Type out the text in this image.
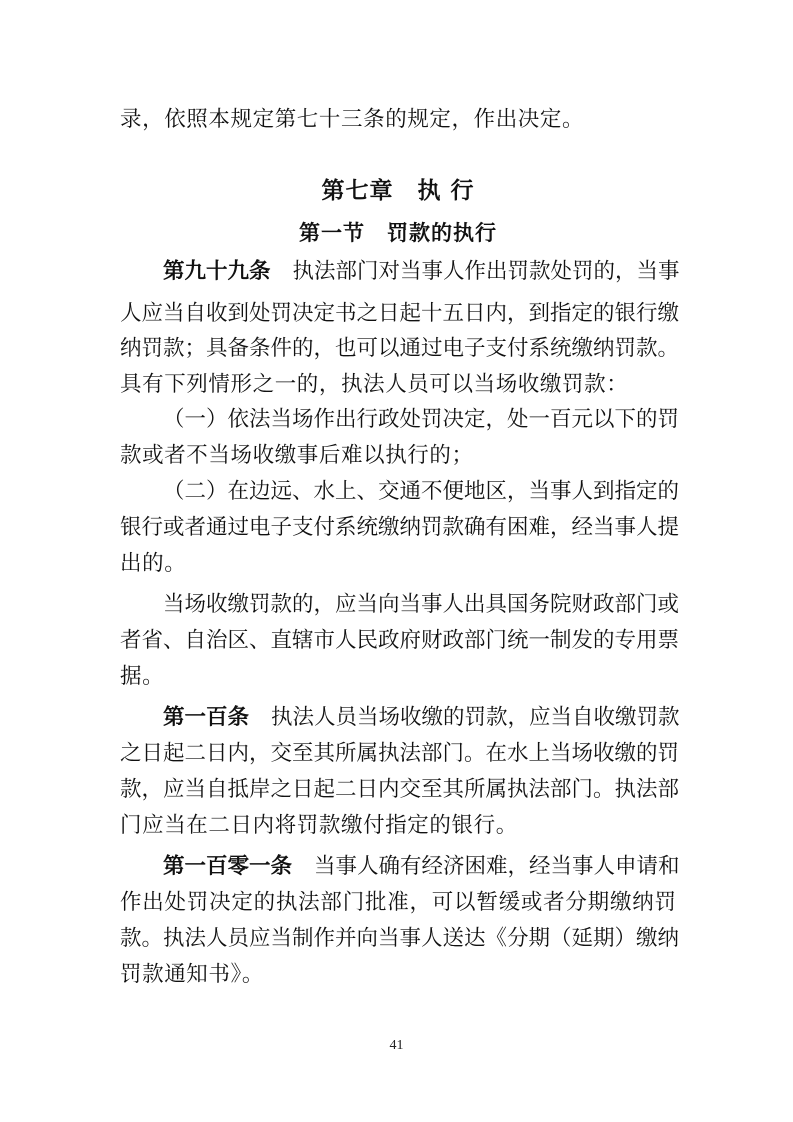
录，依照本规定第七十三条的规定，作出决定。
第七章　执 行
第一节　罚款的执行
第九十九条 执法部门对当事人作出罚款处罚的，当事
人应当自收到处罚决定书之日起十五日内，到指定的银行缴
纳罚款；具备条件的，也可以通过电子支付系统缴纳罚款。
具有下列情形之一的，执法人员可以当场收缴罚款：
（一）依法当场作出行政处罚决定，处一百元以下的罚
款或者不当场收缴事后难以执行的；
（二）在边远、水上、交通不便地区，当事人到指定的
银行或者通过电子支付系统缴纳罚款确有困难，经当事人提
出的。
当场收缴罚款的，应当向当事人出具国务院财政部门或
者省、自治区、直辖市人民政府财政部门统一制发的专用票
据。
第一百条 执法人员当场收缴的罚款，应当自收缴罚款
之日起二日内，交至其所属执法部门。在水上当场收缴的罚
款，应当自抵岸之日起二日内交至其所属执法部门。执法部
门应当在二日内将罚款缴付指定的银行。
第一百零一条 当事人确有经济困难，经当事人申请和
作出处罚决定的执法部门批准，可以暂缓或者分期缴纳罚
款。执法人员应当制作并向当事人送达《分期（延期）缴纳
罚款通知书》。
41
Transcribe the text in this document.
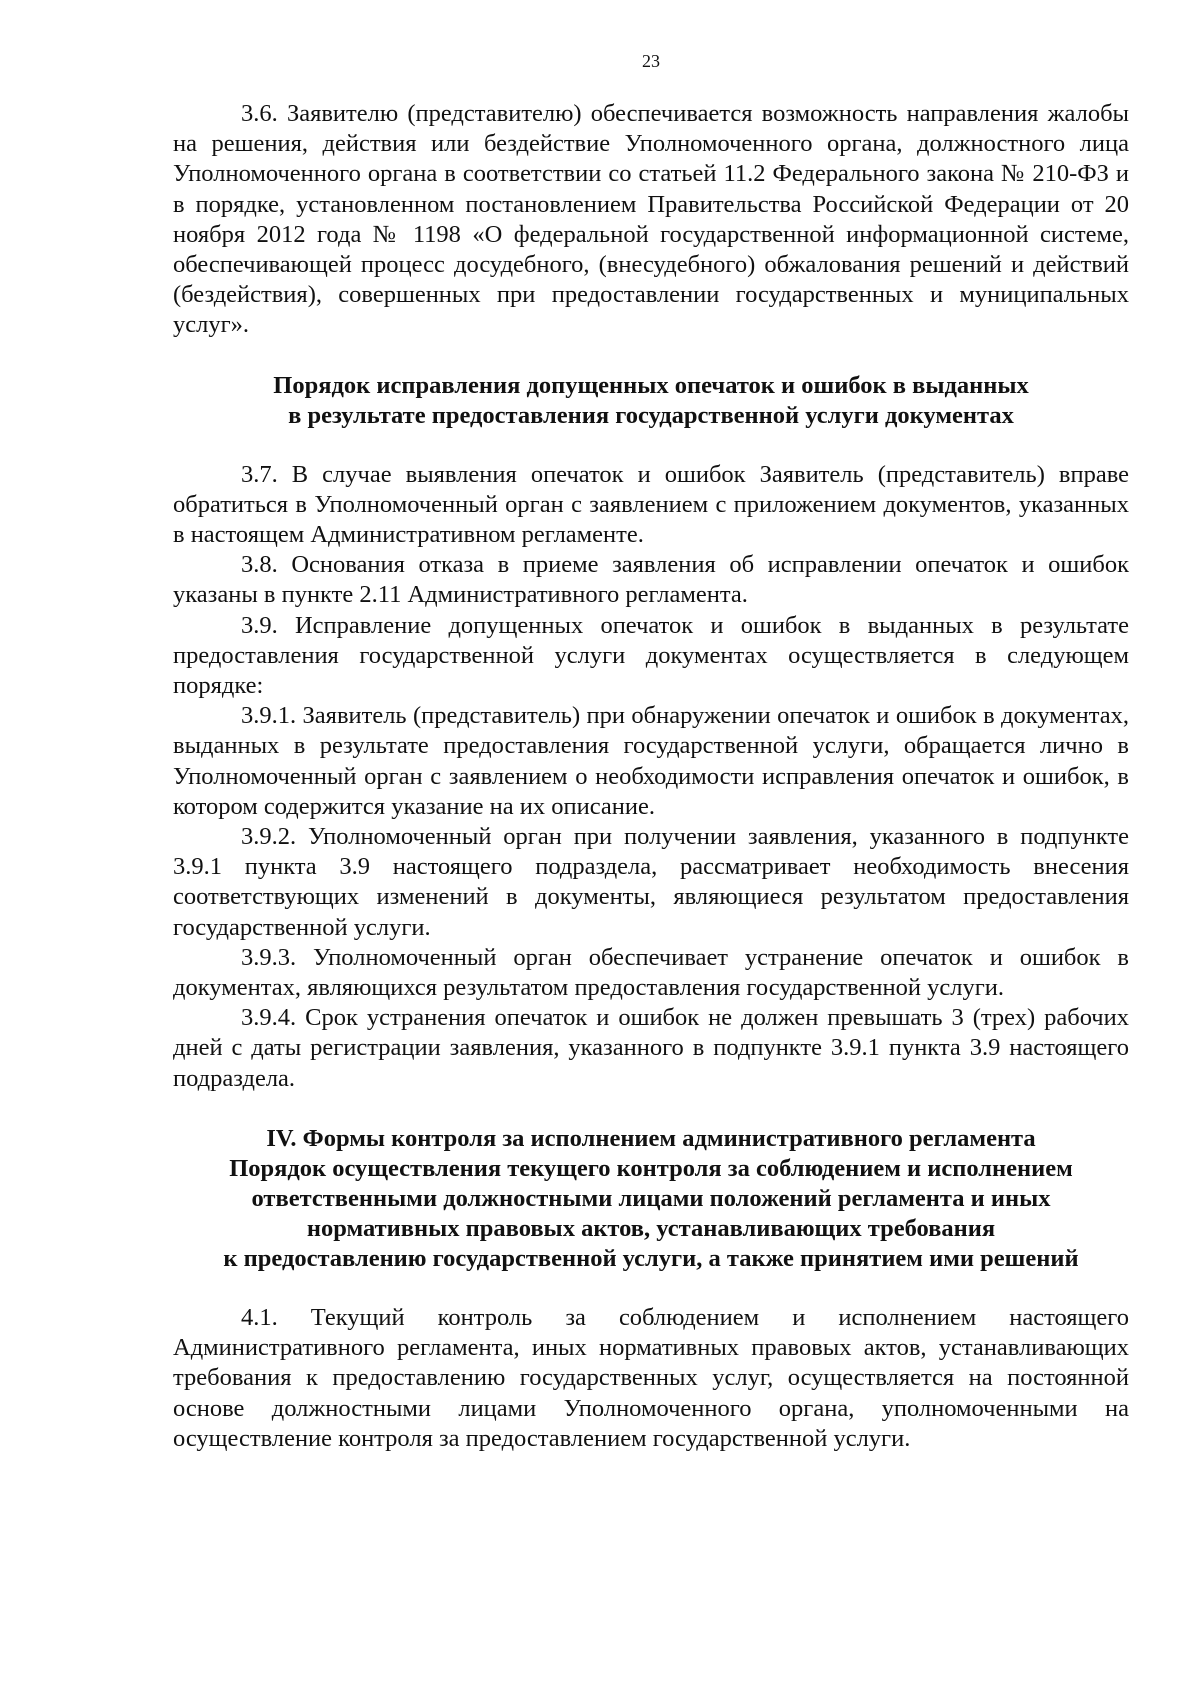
23

3.6. Заявителю (представителю) обеспечивается возможность направления жалобы на решения, действия или бездействие Уполномоченного органа, должностного лица Уполномоченного органа в соответствии со статьей 11.2 Федерального закона № 210-ФЗ и в порядке, установленном постановлением Правительства Российской Федерации от 20 ноября 2012 года № 1198 «О федеральной государственной информационной системе, обеспечивающей процесс досудебного, (внесудебного) обжалования решений и действий (бездействия), совершенных при предоставлении государственных и муниципальных услуг».

Порядок исправления допущенных опечаток и ошибок в выданных
в результате предоставления государственной услуги документах

3.7. В случае выявления опечаток и ошибок Заявитель (представитель) вправе обратиться в Уполномоченный орган с заявлением с приложением документов, указанных в настоящем Административном регламенте.

3.8. Основания отказа в приеме заявления об исправлении опечаток и ошибок указаны в пункте 2.11 Административного регламента.

3.9. Исправление допущенных опечаток и ошибок в выданных в результате предоставления государственной услуги документах осуществляется в следующем порядке:

3.9.1. Заявитель (представитель) при обнаружении опечаток и ошибок в документах, выданных в результате предоставления государственной услуги, обращается лично в Уполномоченный орган с заявлением о необходимости исправления опечаток и ошибок, в котором содержится указание на их описание.

3.9.2. Уполномоченный орган при получении заявления, указанного в подпункте 3.9.1 пункта 3.9 настоящего подраздела, рассматривает необходимость внесения соответствующих изменений в документы, являющиеся результатом предоставления государственной услуги.

3.9.3. Уполномоченный орган обеспечивает устранение опечаток и ошибок в документах, являющихся результатом предоставления государственной услуги.

3.9.4. Срок устранения опечаток и ошибок не должен превышать 3 (трех) рабочих дней с даты регистрации заявления, указанного в подпункте 3.9.1 пункта 3.9 настоящего подраздела.

IV. Формы контроля за исполнением административного регламента
Порядок осуществления текущего контроля за соблюдением и исполнением
ответственными должностными лицами положений регламента и иных
нормативных правовых актов, устанавливающих требования
к предоставлению государственной услуги, а также принятием ими решений

4.1. Текущий контроль за соблюдением и исполнением настоящего Административного регламента, иных нормативных правовых актов, устанавливающих требования к предоставлению государственных услуг, осуществляется на постоянной основе должностными лицами Уполномоченного органа, уполномоченными на осуществление контроля за предоставлением государственной услуги.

■ ■ ■ ■ ■

### Required task
Identify lines with the string "text". Copy each one.

### Output below
Type out the text in this image.
Transcribe the text in this document.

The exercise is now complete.